-- SET TASK --
Write out the material exactly, without any of its pictures.

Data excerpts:
_____

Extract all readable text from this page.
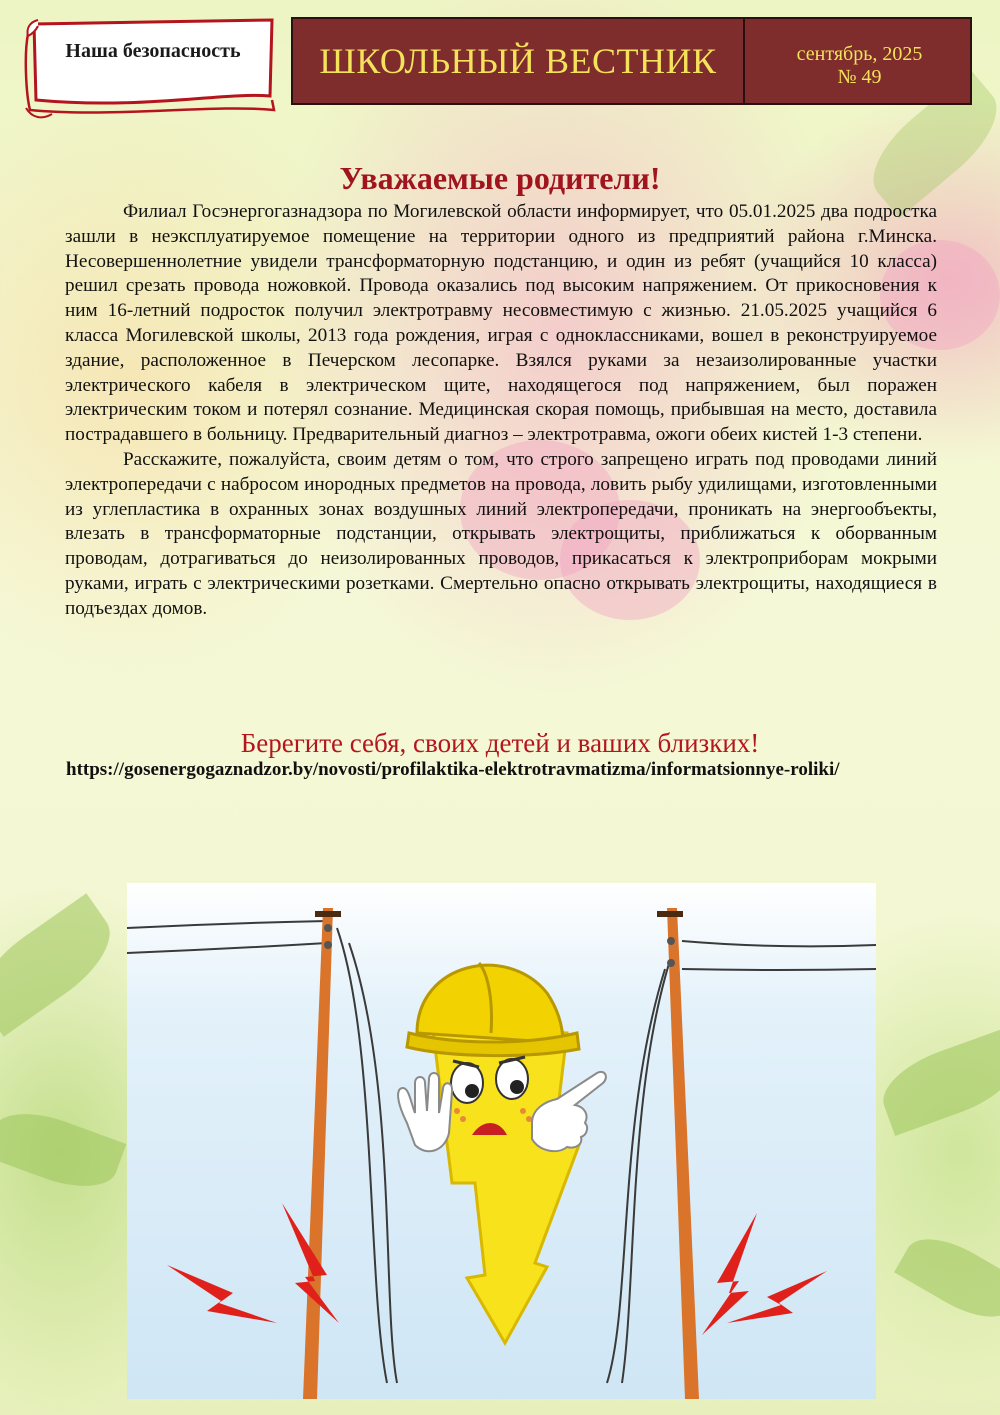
Наша безопасность	ШКОЛЬНЫЙ ВЕСТНИК	сентябрь, 2025
№ 49
Уважаемые родители!

Филиал Госэнергогазнадзора по Могилевской области информирует, что 05.01.2025 два подростка зашли в неэксплуатируемое помещение на территории одного из предприятий района г.Минска. Несовершеннолетние увидели трансформаторную подстанцию, и один из ребят (учащийся 10 класса) решил срезать провода ножовкой. Провода оказались под высоким напряжением. От прикосновения к ним 16-летний подросток получил электротравму несовместимую с жизнью. 21.05.2025 учащийся 6 класса Могилевской школы, 2013 года рождения, играя с одноклассниками, вошел в реконструируемое здание, расположенное в Печерском лесопарке. Взялся руками за незаизолированные участки электрического кабеля в электрическом щите, находящегося под напряжением, был поражен электрическим током и потерял сознание. Медицинская скорая помощь, прибывшая на место, доставила пострадавшего в больницу. Предварительный диагноз – электротравма, ожоги обеих кистей 1-3 степени.

Расскажите, пожалуйста, своим детям о том, что строго запрещено играть под проводами линий электропередачи с набросом инородных предметов на провода, ловить рыбу удилищами, изготовленными из углепластика в охранных зонах воздушных линий электропередачи, проникать на энергообъекты, влезать в трансформаторные подстанции, открывать электрощиты, приближаться к оборванным проводам, дотрагиваться до неизолированных проводов, прикасаться к электроприборам мокрыми руками, играть с электрическими розетками. Смертельно опасно открывать электрощиты, находящиеся в подъездах домов.

Берегите себя, своих детей и ваших близких!
https://gosenergogaznadzor.by/novosti/profilaktika-elektrotravmatizma/informatsionnye-roliki/
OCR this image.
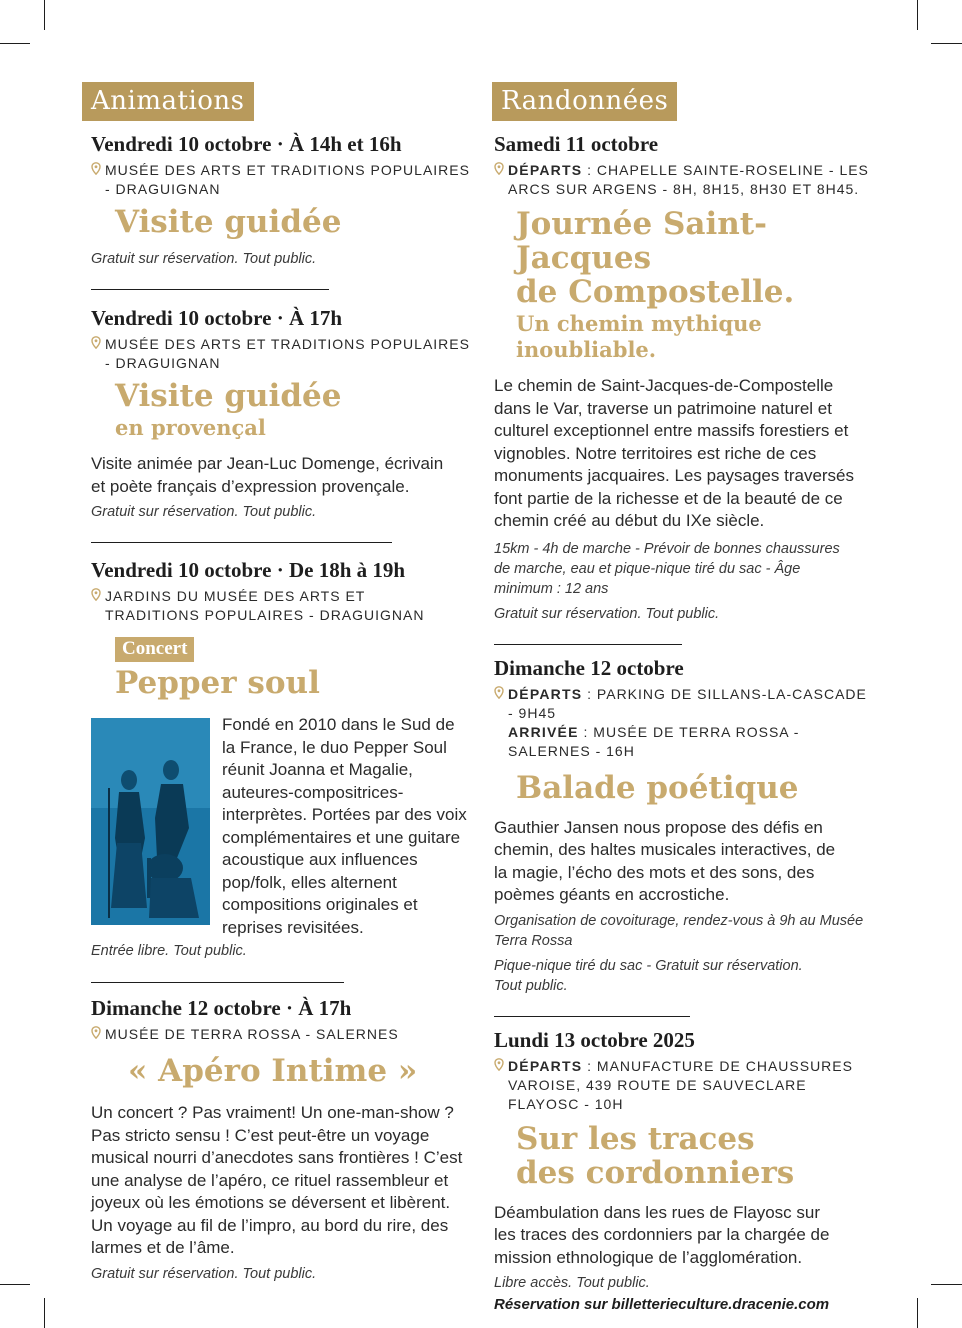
Animations
Vendredi 10 octobre · À 14h et 16h
MUSÉE DES ARTS ET TRADITIONS POPULAIRES - DRAGUIGNAN
Visite guidée
Gratuit sur réservation. Tout public.
Vendredi 10 octobre · À 17h
MUSÉE DES ARTS ET TRADITIONS POPULAIRES - DRAGUIGNAN
Visite guidée
en provençal
Visite animée par Jean-Luc Domenge, écrivain et poète français d’expression provençale.
Gratuit sur réservation. Tout public.
Vendredi 10 octobre · De 18h à 19h
JARDINS DU MUSÉE DES ARTS ET TRADITIONS POPULAIRES - DRAGUIGNAN
Concert
Pepper soul
Fondé en 2010 dans le Sud de la France, le duo Pepper Soul réunit Joanna et Magalie, auteures-compositrices-interprètes. Portées par des voix complémentaires et une guitare acoustique aux influences pop/folk, elles alternent compositions originales et reprises revisitées.
Entrée libre. Tout public.
Dimanche 12 octobre · À 17h
MUSÉE DE TERRA ROSSA - SALERNES
« Apéro Intime »
Un concert ? Pas vraiment! Un one-man-show ? Pas stricto sensu ! C’est peut-être un voyage musical nourri d’anecdotes sans frontières ! C’est une analyse de l’apéro, ce rituel rassembleur et joyeux où les émotions se déversent et libèrent. Un voyage au fil de l’impro, au bord du rire, des larmes et de l’âme.
Gratuit sur réservation. Tout public.
Randonnées
Samedi 11 octobre
DÉPARTS : CHAPELLE SAINTE-ROSELINE - LES ARCS SUR ARGENS - 8H, 8H15, 8H30 ET 8H45.
Journée Saint-Jacques
de Compostelle.
Un chemin mythique inoubliable.
Le chemin de Saint-Jacques-de-Compostelle dans le Var, traverse un patrimoine naturel et culturel exceptionnel entre massifs forestiers et vignobles. Notre territoires est riche de ces monuments jacquaires. Les paysages traversés font partie de la richesse et de la beauté de ce chemin créé au début du IXe siècle.
15km - 4h de marche - Prévoir de bonnes chaussures de marche, eau et pique-nique tiré du sac - Âge minimum : 12 ans
Gratuit sur réservation. Tout public.
Dimanche 12 octobre
DÉPARTS : PARKING DE SILLANS-LA-CASCADE - 9H45
ARRIVÉE : MUSÉE DE TERRA ROSSA - SALERNES - 16H
Balade poétique
Gauthier Jansen nous propose des défis en chemin, des haltes musicales interactives, de la magie, l’écho des mots et des sons, des poèmes géants en accrostiche.
Organisation de covoiturage, rendez-vous à 9h au Musée Terra Rossa
Pique-nique tiré du sac - Gratuit sur réservation. Tout public.
Lundi 13 octobre 2025
DÉPARTS : MANUFACTURE DE CHAUSSURES VAROISE, 439 ROUTE DE SAUVECLARE FLAYOSC - 10H
Sur les traces
des cordonniers
Déambulation dans les rues de Flayosc sur les traces des cordonniers par la chargée de mission ethnologique de l’agglomération.
Libre accès. Tout public.
Réservation sur billetterieculture.dracenie.com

_____

-- FINISHED TASK --
Extract all readable text from this page.
Наша безопасность	ШКОЛЬНЫЙ ВЕСТНИК	сентябрь, 2025
№ 49
Уважаемые родители!

Филиал Госэнергогазнадзора по Могилевской области информирует, что 05.01.2025 два подростка зашли в неэксплуатируемое помещение на территории одного из предприятий района г.Минска. Несовершеннолетние увидели трансформаторную подстанцию, и один из ребят (учащийся 10 класса) решил срезать провода ножовкой. Провода оказались под высоким напряжением. От прикосновения к ним 16-летний подросток получил электротравму несовместимую с жизнью. 21.05.2025 учащийся 6 класса Могилевской школы, 2013 года рождения, играя с одноклассниками, вошел в реконструируемое здание, расположенное в Печерском лесопарке. Взялся руками за незаизолированные участки электрического кабеля в электрическом щите, находящегося под напряжением, был поражен электрическим током и потерял сознание. Медицинская скорая помощь, прибывшая на место, доставила пострадавшего в больницу. Предварительный диагноз – электротравма, ожоги обеих кистей 1-3 степени.

Расскажите, пожалуйста, своим детям о том, что строго запрещено играть под проводами линий электропередачи с набросом инородных предметов на провода, ловить рыбу удилищами, изготовленными из углепластика в охранных зонах воздушных линий электропередачи, проникать на энергообъекты, влезать в трансформаторные подстанции, открывать электрощиты, приближаться к оборванным проводам, дотрагиваться до неизолированных проводов, прикасаться к электроприборам мокрыми руками, играть с электрическими розетками. Смертельно опасно открывать электрощиты, находящиеся в подъездах домов.

Берегите себя, своих детей и ваших близких!
https://gosenergogaznadzor.by/novosti/profilaktika-elektrotravmatizma/informatsionnye-roliki/
OCR this image.
Animations
Vendredi 10 octobre · À 14h et 16h
MUSÉE DES ARTS ET TRADITIONS POPULAIRES - DRAGUIGNAN
Visite guidée
Gratuit sur réservation. Tout public.
Vendredi 10 octobre · À 17h
MUSÉE DES ARTS ET TRADITIONS POPULAIRES - DRAGUIGNAN
Visite guidée
en provençal
Visite animée par Jean-Luc Domenge, écrivain et poète français d’expression provençale.
Gratuit sur réservation. Tout public.
Vendredi 10 octobre · De 18h à 19h
JARDINS DU MUSÉE DES ARTS ET TRADITIONS POPULAIRES - DRAGUIGNAN
Concert
Pepper soul
Fondé en 2010 dans le Sud de la France, le duo Pepper Soul réunit Joanna et Magalie, auteures-compositrices-interprètes. Portées par des voix complémentaires et une guitare acoustique aux influences pop/folk, elles alternent compositions originales et reprises revisitées.
Entrée libre. Tout public.
Dimanche 12 octobre · À 17h
MUSÉE DE TERRA ROSSA - SALERNES
« Apéro Intime »
Un concert ? Pas vraiment! Un one-man-show ? Pas stricto sensu ! C’est peut-être un voyage musical nourri d’anecdotes sans frontières ! C’est une analyse de l’apéro, ce rituel rassembleur et joyeux où les émotions se déversent et libèrent. Un voyage au fil de l’impro, au bord du rire, des larmes et de l’âme.
Gratuit sur réservation. Tout public.
Randonnées
Samedi 11 octobre
DÉPARTS : CHAPELLE SAINTE-ROSELINE - LES ARCS SUR ARGENS - 8H, 8H15, 8H30 ET 8H45.
Journée Saint-Jacques
de Compostelle.
Un chemin mythique inoubliable.
Le chemin de Saint-Jacques-de-Compostelle dans le Var, traverse un patrimoine naturel et culturel exceptionnel entre massifs forestiers et vignobles. Notre territoires est riche de ces monuments jacquaires. Les paysages traversés font partie de la richesse et de la beauté de ce chemin créé au début du IXe siècle.
15km - 4h de marche - Prévoir de bonnes chaussures de marche, eau et pique-nique tiré du sac - Âge minimum : 12 ans
Gratuit sur réservation. Tout public.
Dimanche 12 octobre
DÉPARTS : PARKING DE SILLANS-LA-CASCADE - 9H45
ARRIVÉE : MUSÉE DE TERRA ROSSA - SALERNES - 16H
Balade poétique
Gauthier Jansen nous propose des défis en chemin, des haltes musicales interactives, de la magie, l’écho des mots et des sons, des poèmes géants en accrostiche.
Organisation de covoiturage, rendez-vous à 9h au Musée Terra Rossa
Pique-nique tiré du sac - Gratuit sur réservation. Tout public.
Lundi 13 octobre 2025
DÉPARTS : MANUFACTURE DE CHAUSSURES VAROISE, 439 ROUTE DE SAUVECLARE FLAYOSC - 10H
Sur les traces
des cordonniers
Déambulation dans les rues de Flayosc sur les traces des cordonniers par la chargée de mission ethnologique de l’agglomération.
Libre accès. Tout public.
Réservation sur billetterieculture.dracenie.com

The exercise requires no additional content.